■ PAGE EXTRACT
....

Along the way, another one of the joggers was talking about his three children. One of them, he mentioned, was afflicted with Down Syndrome. While we were running, it clearly sounded like what was a stress on the family was simultaneously an enrichment. The family possesses a life experience that might appear more difficult viewed from afar than lived from within. A wealth of nuances can be found in the lopsided, the tortured and the indisposed, even in that which we call ‘handicapped’ or ‘abnormal’. Bente Skjøttgaard is dealing in an analogous way with this lopsidedness, and with a great deal of painstaking scrupulousness, in her ceramic works. As we see in a Japanese garden, where the bonsai trees are constantly being adjusted and corrected – they are being cropped and trimmed and shaped and developed. Bonsai is a wise tree, they say in the Orient. Bente Skjøttgaard knows the tradition. She unites many spaces in her works: The tradition of form and glaze from the Jugendstil period in the Nordic region and Europe around 1900 with Japanese characteristics. Nothing seems to be foreign to the artist.

The ceramics are elemental and chaste, but Bente Skjøttgaard is not afraid of going to extremes. The artist moves wherever the clay happens to be pointing the way. Her ceramics look like stones and tree stubs that have fallen here and there on the mountainside, while we continue to move through the landscape; there are brooks that are babbling and snows that are melting. White glazes in all variations. There is proximity to moss and lichen, a feeling for snow, soft forms and erosion that upturns the mud and uncovers exquisite mineral deposits: kaolin, quartz and feldspar. Geological phenomena. Ceramics is geology – on the sophisticated and refined level. Basis and element converge with human beings’ ideas and present-day experience. Bente Skjøttgaard is working as a researcher; she writes down everything that she carries out in meticulous detail and she works with an admixture of glazes, but when she tests out the substance in the kiln and holds her creative productions up to the light of a final assessment, the systematics often break down. Here, it is only the aesthetic power and the expressive richness that count.

....

■ AVAILABLE DATA
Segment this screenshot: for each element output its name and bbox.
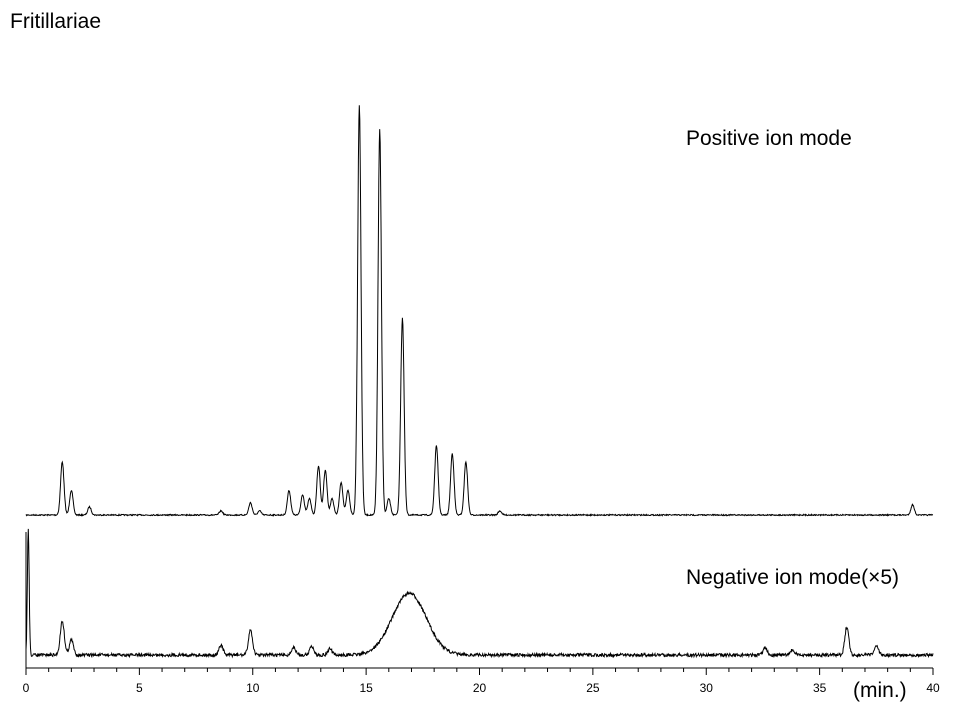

....

■ WRITTEN INSTRUCTION
In the passage on Bente Skjøttgaard's ceramics, which mineral deposits does the erosion uncover? The lines have no connection to the passage about the ceramics.

■ REPLY
Kaolin, quartz and feldspar.